*Records supplied:*
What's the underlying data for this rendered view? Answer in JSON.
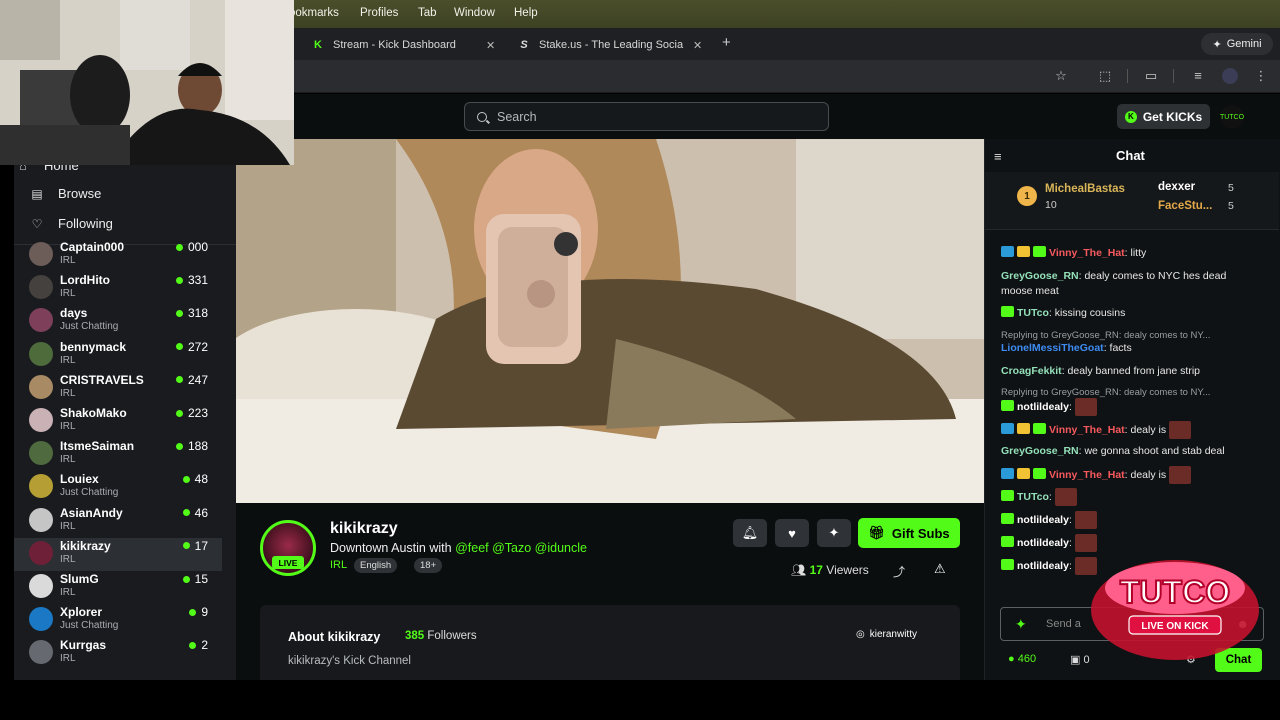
{
  "menubar": {
    "items": [
      "ookmarks",
      "Profiles",
      "Tab",
      "Window",
      "Help"
    ]
  },
  "browser": {
    "tabs": [
      {
        "title": "Stream - Kick Dashboard",
        "favicon": "K"
      },
      {
        "title": "Stake.us - The Leading Socia",
        "favicon": "S"
      }
    ],
    "gemini_label": "Gemini"
  },
  "kick": {
    "search_placeholder": "Search",
    "get_kicks_label": "Get KICKs",
    "user_avatar_text": "TUTCO"
  },
  "sidebar": {
    "nav": [
      {
        "label": "Home",
        "icon": "home-icon"
      },
      {
        "label": "Browse",
        "icon": "browse-icon"
      },
      {
        "label": "Following",
        "icon": "heart-icon"
      }
    ],
    "channels": [
      {
        "name": "Captain000",
        "category": "IRL",
        "viewers": "000",
        "color": "#6d5d58"
      },
      {
        "name": "LordHito",
        "category": "IRL",
        "viewers": "331",
        "color": "#44413f"
      },
      {
        "name": "days",
        "category": "Just Chatting",
        "viewers": "318",
        "color": "#7d3f59"
      },
      {
        "name": "bennymack",
        "category": "IRL",
        "viewers": "272",
        "color": "#4d6b3b"
      },
      {
        "name": "CRISTRAVELS",
        "category": "IRL",
        "viewers": "247",
        "color": "#a88a64"
      },
      {
        "name": "ShakoMako",
        "category": "IRL",
        "viewers": "223",
        "color": "#c9b1b6"
      },
      {
        "name": "ItsmeSaiman",
        "category": "IRL",
        "viewers": "188",
        "color": "#4e6a3e"
      },
      {
        "name": "Louiex",
        "category": "Just Chatting",
        "viewers": "48",
        "color": "#b59f34"
      },
      {
        "name": "AsianAndy",
        "category": "IRL",
        "viewers": "46",
        "color": "#c5c5c5"
      },
      {
        "name": "kikikrazy",
        "category": "IRL",
        "viewers": "17",
        "color": "#6d2038"
      },
      {
        "name": "SlumG",
        "category": "IRL",
        "viewers": "15",
        "color": "#dadada"
      },
      {
        "name": "Xplorer",
        "category": "Just Chatting",
        "viewers": "9",
        "color": "#1b78c4"
      },
      {
        "name": "Kurrgas",
        "category": "IRL",
        "viewers": "2",
        "color": "#666a70"
      }
    ]
  },
  "stream": {
    "channel_name": "kikikrazy",
    "live_label": "LIVE",
    "title_prefix": "Downtown Austin with",
    "title_mentions": "@feef @Tazo @iduncle",
    "category": "IRL",
    "tags": [
      "English",
      "18+"
    ],
    "gift_subs_label": "Gift Subs",
    "viewers_count": "17",
    "viewers_label": "Viewers",
    "about_title": "About kikikrazy",
    "followers_count": "385",
    "followers_label": "Followers",
    "about_desc": "kikikrazy's Kick Channel",
    "instagram": "kieranwitty"
  },
  "chat": {
    "title": "Chat",
    "leaderboard": [
      {
        "name": "MichealBastas",
        "amount": "10"
      },
      {
        "name": "dexxer",
        "amount": "5"
      },
      {
        "name": "FaceStu...",
        "amount": "5"
      }
    ],
    "messages": [
      {
        "user": "Vinny_The_Hat",
        "color": "#f6595e",
        "text": ": litty"
      },
      {
        "user": "GreyGoose_RN",
        "color": "#93e0b9",
        "text": ": dealy comes to NYC hes dead"
      },
      {
        "user": "",
        "color": "#fff",
        "text": "moose meat"
      },
      {
        "user": "TUTco",
        "color": "#93e0b9",
        "text": ": kissing cousins"
      },
      {
        "reply": "Replying to GreyGoose_RN: dealy comes to NY..."
      },
      {
        "user": "LionelMessiTheGoat",
        "color": "#3d8cf3",
        "text": ": facts"
      },
      {
        "user": "CroagFekkit",
        "color": "#93e0b9",
        "text": ": dealy banned from jane strip"
      },
      {
        "reply": "Replying to GreyGoose_RN: dealy comes to NY..."
      },
      {
        "user": "notlildealy",
        "color": "#fff",
        "text": ":"
      },
      {
        "user": "Vinny_The_Hat",
        "color": "#f6595e",
        "text": ": dealy is"
      },
      {
        "user": "GreyGoose_RN",
        "color": "#93e0b9",
        "text": ": we gonna shoot and stab deal"
      },
      {
        "user": "Vinny_The_Hat",
        "color": "#f6595e",
        "text": ": dealy is"
      },
      {
        "user": "TUTco",
        "color": "#93e0b9",
        "text": ":"
      },
      {
        "user": "notlildealy",
        "color": "#fff",
        "text": ":"
      },
      {
        "user": "notlildealy",
        "color": "#fff",
        "text": ":"
      },
      {
        "user": "notlildealy",
        "color": "#fff",
        "text": ":"
      }
    ],
    "input_placeholder": "Send a",
    "kicks_balance": "460",
    "gifts_count": "0",
    "send_label": "Chat",
    "overlay_text": "TUTCO",
    "overlay_sub": "LIVE ON KICK"
  }
}
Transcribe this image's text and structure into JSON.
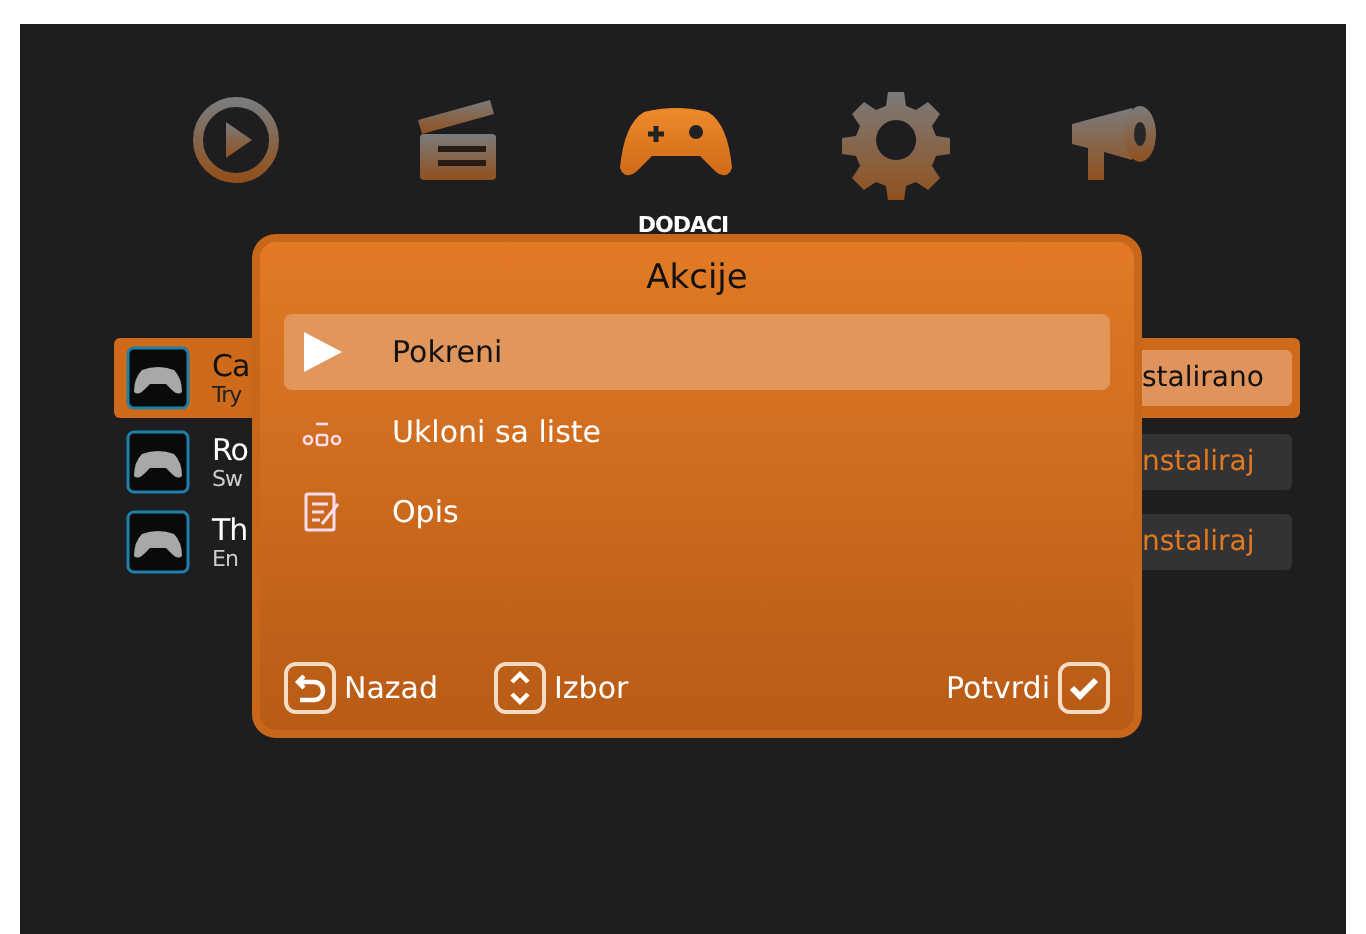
{
  "top_menu": {
    "items": [
      {
        "kind": "play",
        "selected": false
      },
      {
        "kind": "clapper",
        "selected": false
      },
      {
        "kind": "gamepad",
        "selected": true
      },
      {
        "kind": "gear",
        "selected": false
      },
      {
        "kind": "megaphone",
        "selected": false
      }
    ],
    "label": "DODACI"
  },
  "addons": [
    {
      "title": "Ca",
      "subtitle": "Try",
      "status": "stalirano",
      "selected": true
    },
    {
      "title": "Ro",
      "subtitle": "Sw",
      "status": "nstaliraj",
      "selected": false
    },
    {
      "title": "Th",
      "subtitle": "En",
      "status": "nstaliraj",
      "selected": false
    }
  ],
  "dialog": {
    "title": "Akcije",
    "items": [
      {
        "kind": "play",
        "label": "Pokreni",
        "selected": true
      },
      {
        "kind": "remove",
        "label": "Ukloni sa liste",
        "selected": false
      },
      {
        "kind": "edit",
        "label": "Opis",
        "selected": false
      }
    ],
    "footer": [
      {
        "kind": "back",
        "label": "Nazad"
      },
      {
        "kind": "updown",
        "label": "Izbor"
      },
      {
        "kind": "check",
        "label": "Potvrdi"
      }
    ]
  }
}
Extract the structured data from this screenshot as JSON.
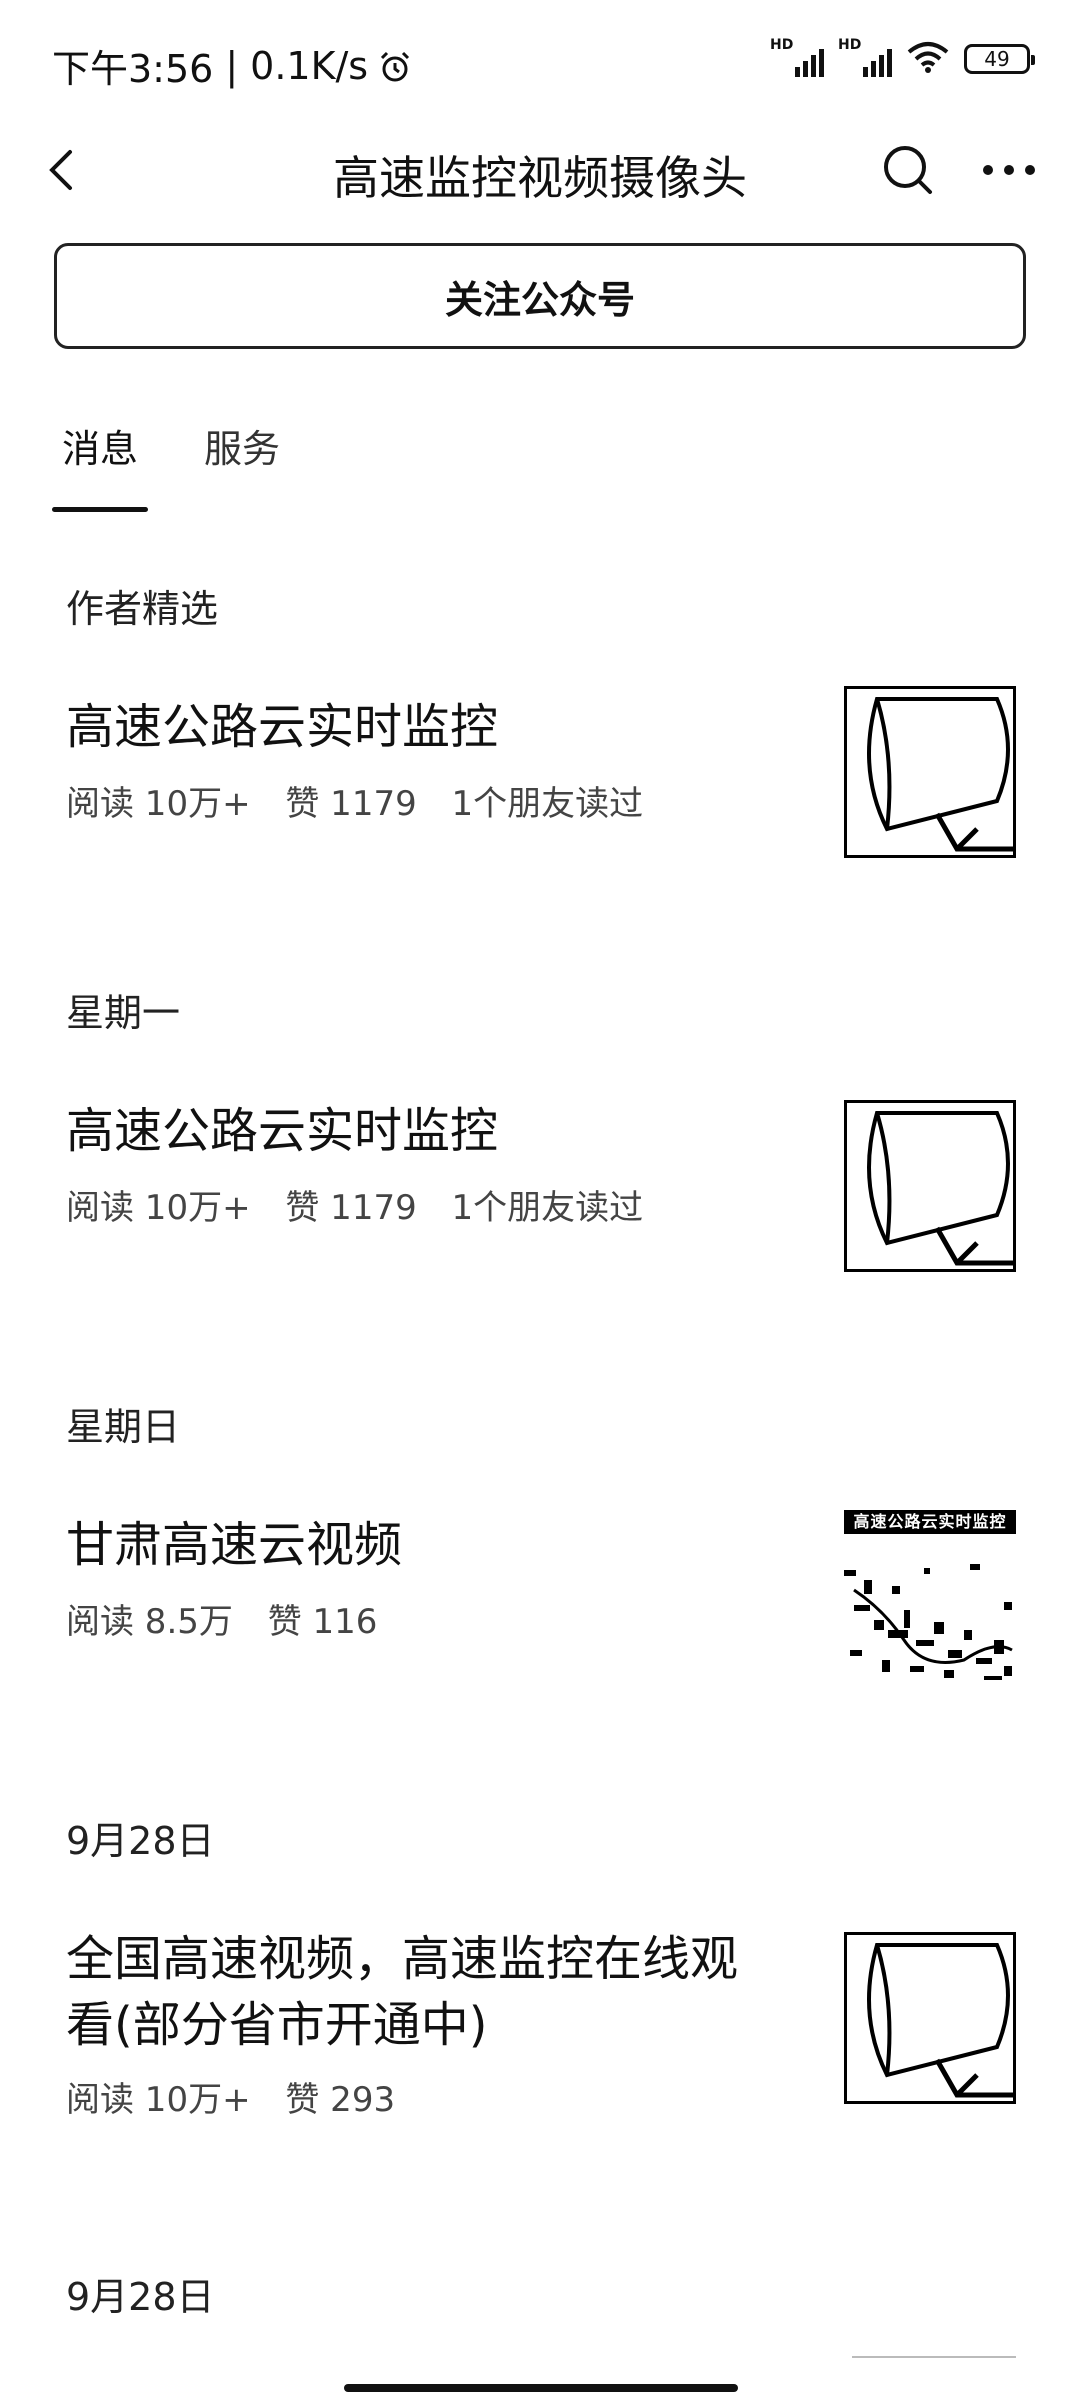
{
  "status_bar": {
    "time": "下午3:56",
    "separator": "|",
    "net_speed": "0.1K/s",
    "signal_1_label": "HD",
    "signal_2_label": "HD",
    "battery": "49",
    "icons": [
      "alarm-icon",
      "signal-icon",
      "signal-icon",
      "wifi-icon",
      "battery-icon"
    ]
  },
  "header": {
    "title": "高速监控视频摄像头",
    "icons": [
      "back-icon",
      "search-icon",
      "more-icon"
    ]
  },
  "follow_button": {
    "label": "关注公众号"
  },
  "tabs": [
    {
      "label": "消息",
      "active": true
    },
    {
      "label": "服务",
      "active": false
    }
  ],
  "sections": [
    {
      "heading": "作者精选",
      "articles": [
        {
          "title": "高速公路云实时监控",
          "reads": "阅读 10万+",
          "likes": "赞 1179",
          "friends": "1个朋友读过",
          "thumb": "camera-icon"
        }
      ]
    },
    {
      "heading": "星期一",
      "articles": [
        {
          "title": "高速公路云实时监控",
          "reads": "阅读 10万+",
          "likes": "赞 1179",
          "friends": "1个朋友读过",
          "thumb": "camera-icon"
        }
      ]
    },
    {
      "heading": "星期日",
      "articles": [
        {
          "title": "甘肃高速云视频",
          "reads": "阅读 8.5万",
          "likes": "赞 116",
          "thumb": "map-image",
          "thumb_caption": "高速公路云实时监控"
        }
      ]
    },
    {
      "heading": "9月28日",
      "articles": [
        {
          "title": "全国高速视频，高速监控在线观看(部分省市开通中)",
          "reads": "阅读 10万+",
          "likes": "赞 293",
          "thumb": "camera-icon"
        }
      ]
    },
    {
      "heading": "9月28日",
      "articles": []
    }
  ]
}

*Brief:* Do not include the pictures. Quote only the lines from the line with "Extract the structured" through the end of the material, both ends included, exactly.

*Correct output:*
Extract the structured data from this screenshot as JSON.
{
  "status_bar": {
    "time": "下午3:56",
    "separator": "|",
    "net_speed": "0.1K/s",
    "signal_1_label": "HD",
    "signal_2_label": "HD",
    "battery": "49",
    "icons": [
      "alarm-icon",
      "signal-icon",
      "signal-icon",
      "wifi-icon",
      "battery-icon"
    ]
  },
  "header": {
    "title": "高速监控视频摄像头",
    "icons": [
      "back-icon",
      "search-icon",
      "more-icon"
    ]
  },
  "follow_button": {
    "label": "关注公众号"
  },
  "tabs": [
    {
      "label": "消息",
      "active": true
    },
    {
      "label": "服务",
      "active": false
    }
  ],
  "sections": [
    {
      "heading": "作者精选",
      "articles": [
        {
          "title": "高速公路云实时监控",
          "reads": "阅读 10万+",
          "likes": "赞 1179",
          "friends": "1个朋友读过",
          "thumb": "camera-icon"
        }
      ]
    },
    {
      "heading": "星期一",
      "articles": [
        {
          "title": "高速公路云实时监控",
          "reads": "阅读 10万+",
          "likes": "赞 1179",
          "friends": "1个朋友读过",
          "thumb": "camera-icon"
        }
      ]
    },
    {
      "heading": "星期日",
      "articles": [
        {
          "title": "甘肃高速云视频",
          "reads": "阅读 8.5万",
          "likes": "赞 116",
          "thumb": "map-image",
          "thumb_caption": "高速公路云实时监控"
        }
      ]
    },
    {
      "heading": "9月28日",
      "articles": [
        {
          "title": "全国高速视频，高速监控在线观看(部分省市开通中)",
          "reads": "阅读 10万+",
          "likes": "赞 293",
          "thumb": "camera-icon"
        }
      ]
    },
    {
      "heading": "9月28日",
      "articles": []
    }
  ]
}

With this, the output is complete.